[Dataset records on visual material]
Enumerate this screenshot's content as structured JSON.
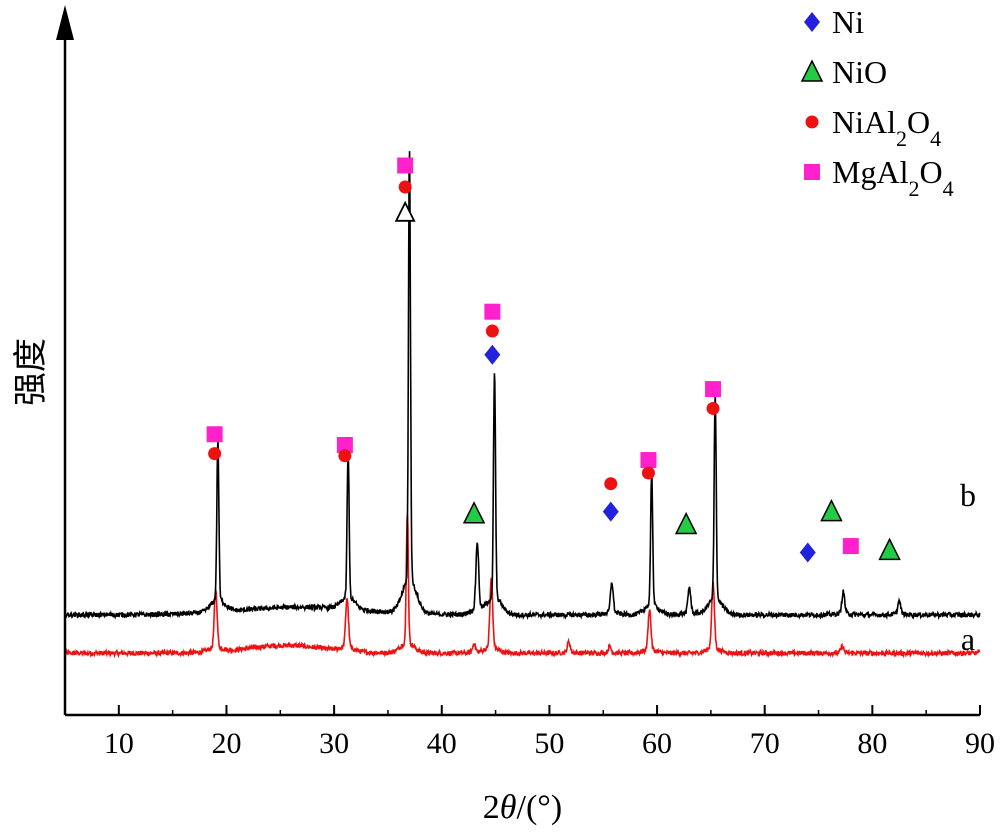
{
  "chart_data": {
    "type": "line",
    "title": "",
    "xlabel": {
      "prefix": "2",
      "var": "θ",
      "suffix": "/(°)"
    },
    "ylabel": "强度",
    "xlim": [
      5,
      90
    ],
    "xticks": [
      10,
      20,
      30,
      40,
      50,
      60,
      70,
      80,
      90
    ],
    "grid": false,
    "legend_position": "top-right",
    "legend": [
      {
        "marker": "diamond",
        "color": "#2222dd",
        "label": "Ni",
        "sub": []
      },
      {
        "marker": "triangle",
        "color": "#22cc44",
        "label": "NiO",
        "sub": []
      },
      {
        "marker": "circle",
        "color": "#ee1111",
        "label": "NiAl2O4",
        "sub": [
          "Ni",
          "Al",
          "2",
          "O",
          "4"
        ]
      },
      {
        "marker": "square",
        "color": "#ff22cc",
        "label": "MgAl2O4",
        "sub": [
          "Mg",
          "Al",
          "2",
          "O",
          "4"
        ]
      }
    ],
    "series": [
      {
        "name": "a",
        "color": "#ee1111",
        "baseline": 0.32,
        "hump": {
          "center": 25.5,
          "height": 0.12,
          "width": 5
        },
        "peaks": [
          {
            "x": 19.0,
            "h": 2.7
          },
          {
            "x": 31.2,
            "h": 2.3
          },
          {
            "x": 36.8,
            "h": 6.1
          },
          {
            "x": 43.0,
            "h": 0.4
          },
          {
            "x": 44.6,
            "h": 3.2
          },
          {
            "x": 51.8,
            "h": 0.5
          },
          {
            "x": 55.6,
            "h": 0.3
          },
          {
            "x": 59.3,
            "h": 1.9
          },
          {
            "x": 65.2,
            "h": 3.0
          },
          {
            "x": 77.2,
            "h": 0.3
          }
        ]
      },
      {
        "name": "b",
        "color": "#000000",
        "baseline": 2.1,
        "hump": {
          "center": 27,
          "height": 0.12,
          "width": 8
        },
        "peaks": [
          {
            "x": 19.2,
            "h": 7.4
          },
          {
            "x": 31.3,
            "h": 6.8
          },
          {
            "x": 37.0,
            "h": 20.1
          },
          {
            "x": 43.3,
            "h": 3.1
          },
          {
            "x": 44.9,
            "h": 10.5
          },
          {
            "x": 55.8,
            "h": 1.4
          },
          {
            "x": 59.5,
            "h": 6.2
          },
          {
            "x": 63.0,
            "h": 1.2
          },
          {
            "x": 65.4,
            "h": 9.6
          },
          {
            "x": 77.3,
            "h": 1.0
          },
          {
            "x": 82.5,
            "h": 0.6
          }
        ]
      }
    ],
    "annotations": [
      {
        "marker": "square",
        "x": 18.9,
        "y": 10.5
      },
      {
        "marker": "circle",
        "x": 18.9,
        "y": 9.6
      },
      {
        "marker": "square",
        "x": 31.0,
        "y": 10.0
      },
      {
        "marker": "circle",
        "x": 31.0,
        "y": 9.5
      },
      {
        "marker": "square",
        "x": 36.6,
        "y": 23.0
      },
      {
        "marker": "circle",
        "x": 36.6,
        "y": 22.0
      },
      {
        "marker": "triangle-open",
        "x": 36.6,
        "y": 20.8
      },
      {
        "marker": "square",
        "x": 44.7,
        "y": 16.2
      },
      {
        "marker": "circle",
        "x": 44.7,
        "y": 15.3
      },
      {
        "marker": "diamond",
        "x": 44.7,
        "y": 14.2
      },
      {
        "marker": "triangle",
        "x": 43.0,
        "y": 6.8
      },
      {
        "marker": "circle",
        "x": 55.7,
        "y": 8.2
      },
      {
        "marker": "diamond",
        "x": 55.7,
        "y": 6.9
      },
      {
        "marker": "square",
        "x": 59.2,
        "y": 9.3
      },
      {
        "marker": "circle",
        "x": 59.2,
        "y": 8.7
      },
      {
        "marker": "triangle",
        "x": 62.7,
        "y": 6.3
      },
      {
        "marker": "square",
        "x": 65.2,
        "y": 12.6
      },
      {
        "marker": "circle",
        "x": 65.2,
        "y": 11.7
      },
      {
        "marker": "diamond",
        "x": 74.0,
        "y": 5.0
      },
      {
        "marker": "triangle",
        "x": 76.2,
        "y": 6.9
      },
      {
        "marker": "square",
        "x": 78.0,
        "y": 5.3
      },
      {
        "marker": "triangle",
        "x": 81.6,
        "y": 5.1
      }
    ]
  }
}
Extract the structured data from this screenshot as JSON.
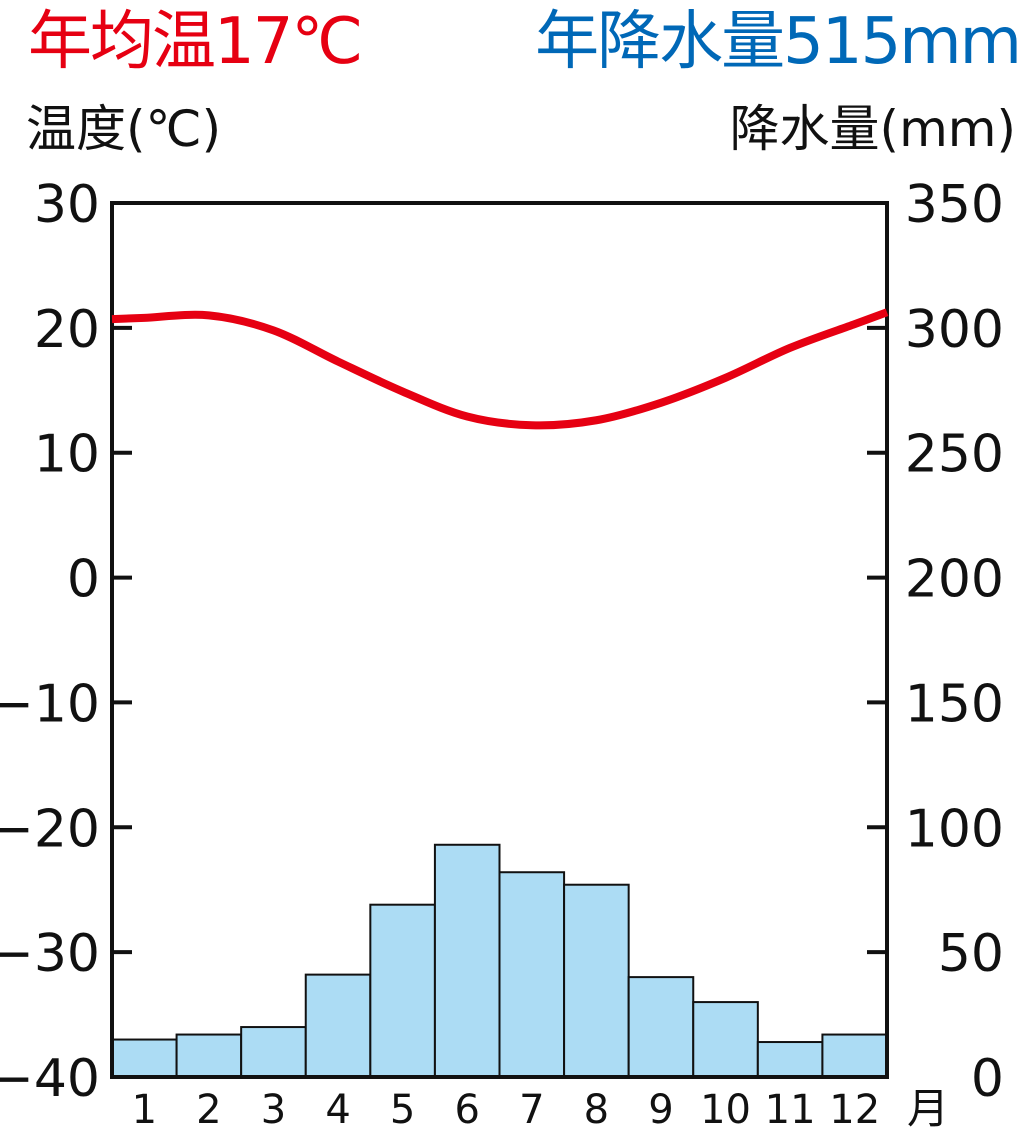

→ **TASK DESCRIPTION**
Every line of text is to be repeated exactly; pictures are left out.

→ **WRITTEN RESPONSE**
Enumerate this screenshot's content as structured JSON.
{
  "chart_data": {
    "type": "line",
    "title": "",
    "xlabel": {
      "prefix": "2",
      "var": "θ",
      "suffix": "/(°)"
    },
    "ylabel": "强度",
    "xlim": [
      5,
      90
    ],
    "xticks": [
      10,
      20,
      30,
      40,
      50,
      60,
      70,
      80,
      90
    ],
    "grid": false,
    "legend_position": "top-right",
    "legend": [
      {
        "marker": "diamond",
        "color": "#2222dd",
        "label": "Ni",
        "sub": []
      },
      {
        "marker": "triangle",
        "color": "#22cc44",
        "label": "NiO",
        "sub": []
      },
      {
        "marker": "circle",
        "color": "#ee1111",
        "label": "NiAl2O4",
        "sub": [
          "Ni",
          "Al",
          "2",
          "O",
          "4"
        ]
      },
      {
        "marker": "square",
        "color": "#ff22cc",
        "label": "MgAl2O4",
        "sub": [
          "Mg",
          "Al",
          "2",
          "O",
          "4"
        ]
      }
    ],
    "series": [
      {
        "name": "a",
        "color": "#ee1111",
        "baseline": 0.32,
        "hump": {
          "center": 25.5,
          "height": 0.12,
          "width": 5
        },
        "peaks": [
          {
            "x": 19.0,
            "h": 2.7
          },
          {
            "x": 31.2,
            "h": 2.3
          },
          {
            "x": 36.8,
            "h": 6.1
          },
          {
            "x": 43.0,
            "h": 0.4
          },
          {
            "x": 44.6,
            "h": 3.2
          },
          {
            "x": 51.8,
            "h": 0.5
          },
          {
            "x": 55.6,
            "h": 0.3
          },
          {
            "x": 59.3,
            "h": 1.9
          },
          {
            "x": 65.2,
            "h": 3.0
          },
          {
            "x": 77.2,
            "h": 0.3
          }
        ]
      },
      {
        "name": "b",
        "color": "#000000",
        "baseline": 2.1,
        "hump": {
          "center": 27,
          "height": 0.12,
          "width": 8
        },
        "peaks": [
          {
            "x": 19.2,
            "h": 7.4
          },
          {
            "x": 31.3,
            "h": 6.8
          },
          {
            "x": 37.0,
            "h": 20.1
          },
          {
            "x": 43.3,
            "h": 3.1
          },
          {
            "x": 44.9,
            "h": 10.5
          },
          {
            "x": 55.8,
            "h": 1.4
          },
          {
            "x": 59.5,
            "h": 6.2
          },
          {
            "x": 63.0,
            "h": 1.2
          },
          {
            "x": 65.4,
            "h": 9.6
          },
          {
            "x": 77.3,
            "h": 1.0
          },
          {
            "x": 82.5,
            "h": 0.6
          }
        ]
      }
    ],
    "annotations": [
      {
        "marker": "square",
        "x": 18.9,
        "y": 10.5
      },
      {
        "marker": "circle",
        "x": 18.9,
        "y": 9.6
      },
      {
        "marker": "square",
        "x": 31.0,
        "y": 10.0
      },
      {
        "marker": "circle",
        "x": 31.0,
        "y": 9.5
      },
      {
        "marker": "square",
        "x": 36.6,
        "y": 23.0
      },
      {
        "marker": "circle",
        "x": 36.6,
        "y": 22.0
      },
      {
        "marker": "triangle-open",
        "x": 36.6,
        "y": 20.8
      },
      {
        "marker": "square",
        "x": 44.7,
        "y": 16.2
      },
      {
        "marker": "circle",
        "x": 44.7,
        "y": 15.3
      },
      {
        "marker": "diamond",
        "x": 44.7,
        "y": 14.2
      },
      {
        "marker": "triangle",
        "x": 43.0,
        "y": 6.8
      },
      {
        "marker": "circle",
        "x": 55.7,
        "y": 8.2
      },
      {
        "marker": "diamond",
        "x": 55.7,
        "y": 6.9
      },
      {
        "marker": "square",
        "x": 59.2,
        "y": 9.3
      },
      {
        "marker": "circle",
        "x": 59.2,
        "y": 8.7
      },
      {
        "marker": "triangle",
        "x": 62.7,
        "y": 6.3
      },
      {
        "marker": "square",
        "x": 65.2,
        "y": 12.6
      },
      {
        "marker": "circle",
        "x": 65.2,
        "y": 11.7
      },
      {
        "marker": "diamond",
        "x": 74.0,
        "y": 5.0
      },
      {
        "marker": "triangle",
        "x": 76.2,
        "y": 6.9
      },
      {
        "marker": "square",
        "x": 78.0,
        "y": 5.3
      },
      {
        "marker": "triangle",
        "x": 81.6,
        "y": 5.1
      }
    ]
  }
}
Extract the structured data from this screenshot as JSON.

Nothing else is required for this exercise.